> Your goal:
In the records below, tally every line containing "screenshot". Report only the total.

(Figure dataset records)
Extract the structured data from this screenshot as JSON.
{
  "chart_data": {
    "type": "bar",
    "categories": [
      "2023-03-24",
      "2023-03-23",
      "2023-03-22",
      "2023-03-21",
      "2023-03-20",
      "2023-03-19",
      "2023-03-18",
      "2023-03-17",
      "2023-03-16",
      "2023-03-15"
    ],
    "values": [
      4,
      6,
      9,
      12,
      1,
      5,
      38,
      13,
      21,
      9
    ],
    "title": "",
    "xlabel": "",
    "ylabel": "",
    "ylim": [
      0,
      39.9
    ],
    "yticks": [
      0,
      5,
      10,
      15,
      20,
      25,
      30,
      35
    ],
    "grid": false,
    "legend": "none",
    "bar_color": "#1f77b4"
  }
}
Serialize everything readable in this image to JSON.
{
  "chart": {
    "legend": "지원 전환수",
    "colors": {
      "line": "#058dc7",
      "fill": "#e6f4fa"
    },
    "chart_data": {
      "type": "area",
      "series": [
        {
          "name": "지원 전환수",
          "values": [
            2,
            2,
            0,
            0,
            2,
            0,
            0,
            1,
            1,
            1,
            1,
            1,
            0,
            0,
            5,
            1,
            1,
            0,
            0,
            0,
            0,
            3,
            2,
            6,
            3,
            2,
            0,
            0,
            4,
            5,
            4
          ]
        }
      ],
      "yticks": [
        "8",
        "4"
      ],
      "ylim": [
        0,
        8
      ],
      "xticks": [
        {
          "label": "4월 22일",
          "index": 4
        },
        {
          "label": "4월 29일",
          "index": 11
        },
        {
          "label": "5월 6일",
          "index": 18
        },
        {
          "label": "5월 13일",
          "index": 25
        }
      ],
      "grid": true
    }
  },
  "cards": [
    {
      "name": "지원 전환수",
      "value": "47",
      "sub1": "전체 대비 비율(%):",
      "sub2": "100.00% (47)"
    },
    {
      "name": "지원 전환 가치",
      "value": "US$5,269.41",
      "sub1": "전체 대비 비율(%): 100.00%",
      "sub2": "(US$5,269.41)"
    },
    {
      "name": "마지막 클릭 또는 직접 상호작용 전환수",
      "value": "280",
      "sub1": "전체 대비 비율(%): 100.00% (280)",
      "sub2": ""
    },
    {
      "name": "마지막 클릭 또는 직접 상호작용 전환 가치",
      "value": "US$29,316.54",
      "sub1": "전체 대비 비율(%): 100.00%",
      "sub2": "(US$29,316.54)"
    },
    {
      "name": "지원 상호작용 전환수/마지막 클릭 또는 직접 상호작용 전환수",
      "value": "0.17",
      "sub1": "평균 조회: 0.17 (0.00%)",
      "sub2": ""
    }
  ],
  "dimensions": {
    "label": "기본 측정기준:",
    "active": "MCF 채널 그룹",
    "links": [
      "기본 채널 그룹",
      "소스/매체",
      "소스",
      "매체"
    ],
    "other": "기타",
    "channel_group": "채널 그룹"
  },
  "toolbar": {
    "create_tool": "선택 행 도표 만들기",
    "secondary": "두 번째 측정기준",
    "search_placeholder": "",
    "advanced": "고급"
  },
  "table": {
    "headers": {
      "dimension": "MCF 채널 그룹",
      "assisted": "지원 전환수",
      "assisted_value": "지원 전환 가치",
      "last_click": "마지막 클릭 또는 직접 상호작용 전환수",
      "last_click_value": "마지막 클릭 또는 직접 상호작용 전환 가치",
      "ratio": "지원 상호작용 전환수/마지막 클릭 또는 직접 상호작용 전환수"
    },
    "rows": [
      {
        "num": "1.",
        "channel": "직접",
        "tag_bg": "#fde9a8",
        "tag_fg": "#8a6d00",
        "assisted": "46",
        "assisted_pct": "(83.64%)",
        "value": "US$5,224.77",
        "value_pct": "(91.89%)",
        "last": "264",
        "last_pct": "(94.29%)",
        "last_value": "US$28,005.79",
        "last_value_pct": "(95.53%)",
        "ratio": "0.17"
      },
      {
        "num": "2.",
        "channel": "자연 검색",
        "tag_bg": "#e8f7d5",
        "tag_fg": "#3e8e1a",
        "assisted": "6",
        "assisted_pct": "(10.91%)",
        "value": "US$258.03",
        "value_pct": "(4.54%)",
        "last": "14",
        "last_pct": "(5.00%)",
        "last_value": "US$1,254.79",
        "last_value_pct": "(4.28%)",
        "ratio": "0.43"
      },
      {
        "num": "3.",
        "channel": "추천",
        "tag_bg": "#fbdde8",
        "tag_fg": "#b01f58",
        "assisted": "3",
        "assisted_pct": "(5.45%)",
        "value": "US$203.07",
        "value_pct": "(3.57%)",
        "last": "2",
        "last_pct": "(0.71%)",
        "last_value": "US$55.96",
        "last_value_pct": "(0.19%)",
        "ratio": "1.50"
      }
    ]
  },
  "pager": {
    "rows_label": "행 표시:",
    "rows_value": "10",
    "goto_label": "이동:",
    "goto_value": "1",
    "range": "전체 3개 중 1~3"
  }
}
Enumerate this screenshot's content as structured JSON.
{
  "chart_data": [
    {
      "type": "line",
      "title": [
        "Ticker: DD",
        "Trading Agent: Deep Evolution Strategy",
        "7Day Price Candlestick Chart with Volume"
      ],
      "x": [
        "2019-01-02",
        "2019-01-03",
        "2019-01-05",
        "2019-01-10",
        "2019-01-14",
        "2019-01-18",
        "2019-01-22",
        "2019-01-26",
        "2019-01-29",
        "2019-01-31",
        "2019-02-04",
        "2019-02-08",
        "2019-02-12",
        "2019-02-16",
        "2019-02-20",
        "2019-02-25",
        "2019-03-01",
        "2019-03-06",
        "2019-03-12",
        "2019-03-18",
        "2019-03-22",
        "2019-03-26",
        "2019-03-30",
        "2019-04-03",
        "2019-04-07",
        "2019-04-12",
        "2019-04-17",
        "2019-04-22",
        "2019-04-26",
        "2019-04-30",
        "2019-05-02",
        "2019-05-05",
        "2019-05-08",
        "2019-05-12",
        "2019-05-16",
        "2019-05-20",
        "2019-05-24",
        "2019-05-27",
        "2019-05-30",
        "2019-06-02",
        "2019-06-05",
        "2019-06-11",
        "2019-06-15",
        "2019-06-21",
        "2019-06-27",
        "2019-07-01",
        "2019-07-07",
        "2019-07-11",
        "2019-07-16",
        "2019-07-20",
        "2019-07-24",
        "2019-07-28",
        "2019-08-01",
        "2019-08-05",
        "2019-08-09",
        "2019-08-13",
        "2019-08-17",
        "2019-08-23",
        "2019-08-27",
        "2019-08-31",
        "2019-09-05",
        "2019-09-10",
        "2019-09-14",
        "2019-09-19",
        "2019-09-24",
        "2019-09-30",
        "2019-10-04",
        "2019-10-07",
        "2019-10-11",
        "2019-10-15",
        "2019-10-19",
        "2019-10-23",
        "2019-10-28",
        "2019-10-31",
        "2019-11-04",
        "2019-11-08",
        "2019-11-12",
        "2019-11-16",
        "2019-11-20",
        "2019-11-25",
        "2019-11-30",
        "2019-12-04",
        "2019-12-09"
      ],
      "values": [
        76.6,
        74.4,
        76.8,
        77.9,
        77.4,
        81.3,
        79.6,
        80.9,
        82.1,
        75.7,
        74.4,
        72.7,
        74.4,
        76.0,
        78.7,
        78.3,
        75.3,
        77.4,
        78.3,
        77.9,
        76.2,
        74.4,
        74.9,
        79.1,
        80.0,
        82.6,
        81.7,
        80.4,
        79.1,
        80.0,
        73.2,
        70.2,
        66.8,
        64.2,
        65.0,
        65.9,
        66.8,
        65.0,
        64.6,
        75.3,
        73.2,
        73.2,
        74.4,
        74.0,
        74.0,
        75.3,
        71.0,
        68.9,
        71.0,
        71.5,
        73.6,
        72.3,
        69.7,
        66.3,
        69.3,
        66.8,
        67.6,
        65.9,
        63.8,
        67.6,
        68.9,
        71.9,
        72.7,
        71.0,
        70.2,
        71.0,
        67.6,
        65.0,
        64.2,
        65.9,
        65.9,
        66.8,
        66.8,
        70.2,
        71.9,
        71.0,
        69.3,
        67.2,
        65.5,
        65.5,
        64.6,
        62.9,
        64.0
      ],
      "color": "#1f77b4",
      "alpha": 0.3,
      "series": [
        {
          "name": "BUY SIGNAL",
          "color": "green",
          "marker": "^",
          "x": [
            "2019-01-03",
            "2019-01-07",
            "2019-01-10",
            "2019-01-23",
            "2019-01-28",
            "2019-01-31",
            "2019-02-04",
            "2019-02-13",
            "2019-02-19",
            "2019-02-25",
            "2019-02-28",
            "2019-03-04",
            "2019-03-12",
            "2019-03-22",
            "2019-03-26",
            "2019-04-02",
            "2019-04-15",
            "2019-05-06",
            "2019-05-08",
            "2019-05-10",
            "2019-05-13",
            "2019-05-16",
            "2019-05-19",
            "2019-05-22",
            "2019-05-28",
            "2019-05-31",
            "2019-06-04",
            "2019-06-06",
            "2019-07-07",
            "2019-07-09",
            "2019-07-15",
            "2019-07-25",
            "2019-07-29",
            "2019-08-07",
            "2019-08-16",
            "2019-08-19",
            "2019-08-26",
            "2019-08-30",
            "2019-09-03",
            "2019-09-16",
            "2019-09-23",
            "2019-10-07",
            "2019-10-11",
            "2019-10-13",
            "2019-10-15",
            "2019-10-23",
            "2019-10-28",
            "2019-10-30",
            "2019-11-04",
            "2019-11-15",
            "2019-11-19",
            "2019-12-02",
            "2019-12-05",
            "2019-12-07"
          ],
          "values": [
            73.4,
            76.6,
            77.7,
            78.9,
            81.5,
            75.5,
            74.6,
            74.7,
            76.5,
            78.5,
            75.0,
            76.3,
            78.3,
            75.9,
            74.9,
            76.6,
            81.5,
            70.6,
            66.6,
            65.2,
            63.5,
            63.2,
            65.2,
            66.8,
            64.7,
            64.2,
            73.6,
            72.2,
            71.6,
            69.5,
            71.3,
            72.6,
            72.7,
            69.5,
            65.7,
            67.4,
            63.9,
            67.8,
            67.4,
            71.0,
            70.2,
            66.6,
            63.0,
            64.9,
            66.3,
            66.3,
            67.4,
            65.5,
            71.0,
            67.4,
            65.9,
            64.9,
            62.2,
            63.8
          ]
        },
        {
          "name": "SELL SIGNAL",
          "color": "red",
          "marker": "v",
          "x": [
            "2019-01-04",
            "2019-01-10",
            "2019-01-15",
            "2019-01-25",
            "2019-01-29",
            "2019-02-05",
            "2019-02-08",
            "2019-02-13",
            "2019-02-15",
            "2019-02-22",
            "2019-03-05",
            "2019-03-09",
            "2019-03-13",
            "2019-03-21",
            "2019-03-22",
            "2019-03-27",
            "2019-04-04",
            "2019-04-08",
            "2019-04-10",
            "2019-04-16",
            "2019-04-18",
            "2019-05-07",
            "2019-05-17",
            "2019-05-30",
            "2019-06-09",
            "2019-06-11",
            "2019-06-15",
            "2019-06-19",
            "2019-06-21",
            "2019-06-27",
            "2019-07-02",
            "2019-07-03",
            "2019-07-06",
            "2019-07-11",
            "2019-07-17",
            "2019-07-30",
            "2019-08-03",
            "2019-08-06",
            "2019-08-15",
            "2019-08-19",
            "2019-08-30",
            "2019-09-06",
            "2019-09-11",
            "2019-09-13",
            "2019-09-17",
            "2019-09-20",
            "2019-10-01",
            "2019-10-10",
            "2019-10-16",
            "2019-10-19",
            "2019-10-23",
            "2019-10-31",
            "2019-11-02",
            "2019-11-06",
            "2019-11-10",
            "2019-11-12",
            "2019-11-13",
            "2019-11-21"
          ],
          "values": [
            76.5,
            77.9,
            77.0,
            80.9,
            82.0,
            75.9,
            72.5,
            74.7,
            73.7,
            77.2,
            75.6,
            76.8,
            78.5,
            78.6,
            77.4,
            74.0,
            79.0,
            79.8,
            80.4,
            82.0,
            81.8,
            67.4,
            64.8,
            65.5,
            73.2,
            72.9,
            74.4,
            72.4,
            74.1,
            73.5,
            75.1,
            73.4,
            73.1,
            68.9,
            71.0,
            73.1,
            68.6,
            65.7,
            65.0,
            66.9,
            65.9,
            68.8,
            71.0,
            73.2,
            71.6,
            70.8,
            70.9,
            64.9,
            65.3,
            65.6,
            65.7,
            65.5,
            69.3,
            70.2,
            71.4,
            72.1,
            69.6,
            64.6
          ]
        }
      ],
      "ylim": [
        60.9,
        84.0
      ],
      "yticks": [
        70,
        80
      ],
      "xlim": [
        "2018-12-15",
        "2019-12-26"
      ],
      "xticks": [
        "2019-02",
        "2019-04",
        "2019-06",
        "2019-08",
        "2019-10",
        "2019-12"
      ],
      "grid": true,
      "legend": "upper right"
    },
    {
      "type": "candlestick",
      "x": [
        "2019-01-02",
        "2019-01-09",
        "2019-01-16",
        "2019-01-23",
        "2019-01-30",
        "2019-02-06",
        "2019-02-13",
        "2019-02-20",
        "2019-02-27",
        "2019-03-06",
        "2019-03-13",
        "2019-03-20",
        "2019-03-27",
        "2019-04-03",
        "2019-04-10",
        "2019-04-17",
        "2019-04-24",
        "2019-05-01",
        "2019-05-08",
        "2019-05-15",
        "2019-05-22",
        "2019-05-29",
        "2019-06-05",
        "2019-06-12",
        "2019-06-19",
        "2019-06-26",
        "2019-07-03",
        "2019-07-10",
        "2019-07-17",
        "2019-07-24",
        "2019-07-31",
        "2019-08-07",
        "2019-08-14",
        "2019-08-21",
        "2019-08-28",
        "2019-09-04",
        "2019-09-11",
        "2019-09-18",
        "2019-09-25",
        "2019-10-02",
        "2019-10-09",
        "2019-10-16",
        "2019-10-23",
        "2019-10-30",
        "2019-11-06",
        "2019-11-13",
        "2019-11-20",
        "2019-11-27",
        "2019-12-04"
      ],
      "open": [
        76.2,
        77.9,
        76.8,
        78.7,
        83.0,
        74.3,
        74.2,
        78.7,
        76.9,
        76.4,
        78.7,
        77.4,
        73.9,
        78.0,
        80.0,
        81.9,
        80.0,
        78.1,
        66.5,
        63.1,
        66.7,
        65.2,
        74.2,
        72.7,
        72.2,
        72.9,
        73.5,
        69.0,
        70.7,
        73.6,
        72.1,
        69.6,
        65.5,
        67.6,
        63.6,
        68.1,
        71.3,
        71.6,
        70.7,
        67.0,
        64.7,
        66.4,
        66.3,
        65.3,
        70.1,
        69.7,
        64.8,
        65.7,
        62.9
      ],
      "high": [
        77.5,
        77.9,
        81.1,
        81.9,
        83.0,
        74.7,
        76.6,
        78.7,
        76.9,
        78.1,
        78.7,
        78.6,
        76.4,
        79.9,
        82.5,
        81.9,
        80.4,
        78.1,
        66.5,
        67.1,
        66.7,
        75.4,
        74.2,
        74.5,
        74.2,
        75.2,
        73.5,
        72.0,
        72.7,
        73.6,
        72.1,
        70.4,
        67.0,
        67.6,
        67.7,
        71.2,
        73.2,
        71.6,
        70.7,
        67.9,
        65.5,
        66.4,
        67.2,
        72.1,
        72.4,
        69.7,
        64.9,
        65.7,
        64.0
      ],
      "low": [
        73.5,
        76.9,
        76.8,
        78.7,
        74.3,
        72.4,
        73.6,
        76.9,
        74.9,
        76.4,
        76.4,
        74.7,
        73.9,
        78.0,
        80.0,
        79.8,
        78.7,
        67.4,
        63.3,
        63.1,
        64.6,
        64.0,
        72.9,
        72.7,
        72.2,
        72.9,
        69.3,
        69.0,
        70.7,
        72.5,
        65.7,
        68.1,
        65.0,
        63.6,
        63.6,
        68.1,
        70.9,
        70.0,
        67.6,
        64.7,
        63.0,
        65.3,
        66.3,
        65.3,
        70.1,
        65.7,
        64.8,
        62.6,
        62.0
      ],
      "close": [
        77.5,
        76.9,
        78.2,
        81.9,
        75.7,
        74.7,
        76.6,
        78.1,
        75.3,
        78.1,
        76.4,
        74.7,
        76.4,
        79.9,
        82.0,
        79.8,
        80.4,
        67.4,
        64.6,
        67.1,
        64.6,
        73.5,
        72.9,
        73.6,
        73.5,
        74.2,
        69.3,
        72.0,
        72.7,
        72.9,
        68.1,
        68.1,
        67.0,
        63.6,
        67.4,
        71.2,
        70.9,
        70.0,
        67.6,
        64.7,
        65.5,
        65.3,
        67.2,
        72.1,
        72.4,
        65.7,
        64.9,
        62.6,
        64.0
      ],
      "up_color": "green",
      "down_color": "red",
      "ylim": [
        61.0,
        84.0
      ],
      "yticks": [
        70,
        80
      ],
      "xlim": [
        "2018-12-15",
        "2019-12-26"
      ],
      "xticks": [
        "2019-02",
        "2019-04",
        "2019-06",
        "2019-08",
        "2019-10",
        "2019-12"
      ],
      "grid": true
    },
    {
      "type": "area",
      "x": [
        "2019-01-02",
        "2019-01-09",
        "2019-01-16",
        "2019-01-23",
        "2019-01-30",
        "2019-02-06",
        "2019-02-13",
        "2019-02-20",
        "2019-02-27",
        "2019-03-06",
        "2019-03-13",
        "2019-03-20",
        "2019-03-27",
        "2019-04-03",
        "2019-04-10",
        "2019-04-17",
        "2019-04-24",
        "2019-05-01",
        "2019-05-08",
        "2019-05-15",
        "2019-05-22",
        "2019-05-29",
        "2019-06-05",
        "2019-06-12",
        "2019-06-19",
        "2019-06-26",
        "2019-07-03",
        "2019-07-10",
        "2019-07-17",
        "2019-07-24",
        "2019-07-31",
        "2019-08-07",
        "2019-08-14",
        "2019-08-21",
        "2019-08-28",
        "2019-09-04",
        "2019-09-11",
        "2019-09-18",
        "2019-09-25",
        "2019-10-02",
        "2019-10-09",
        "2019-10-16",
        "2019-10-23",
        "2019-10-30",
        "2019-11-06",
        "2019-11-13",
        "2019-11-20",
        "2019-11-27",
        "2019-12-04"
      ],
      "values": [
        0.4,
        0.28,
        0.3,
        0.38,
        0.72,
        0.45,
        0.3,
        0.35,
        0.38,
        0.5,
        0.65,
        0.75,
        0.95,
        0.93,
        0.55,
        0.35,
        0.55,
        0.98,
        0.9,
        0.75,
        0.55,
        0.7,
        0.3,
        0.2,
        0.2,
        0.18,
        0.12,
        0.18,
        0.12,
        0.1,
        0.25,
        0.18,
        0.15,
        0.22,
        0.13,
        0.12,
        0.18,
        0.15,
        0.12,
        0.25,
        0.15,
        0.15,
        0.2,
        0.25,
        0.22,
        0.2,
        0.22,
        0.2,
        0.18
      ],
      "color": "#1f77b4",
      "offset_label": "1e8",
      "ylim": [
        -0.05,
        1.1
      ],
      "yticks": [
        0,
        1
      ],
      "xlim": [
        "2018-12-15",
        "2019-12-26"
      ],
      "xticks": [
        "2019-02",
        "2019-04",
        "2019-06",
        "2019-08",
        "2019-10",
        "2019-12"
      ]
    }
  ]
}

> Finished exercise:
2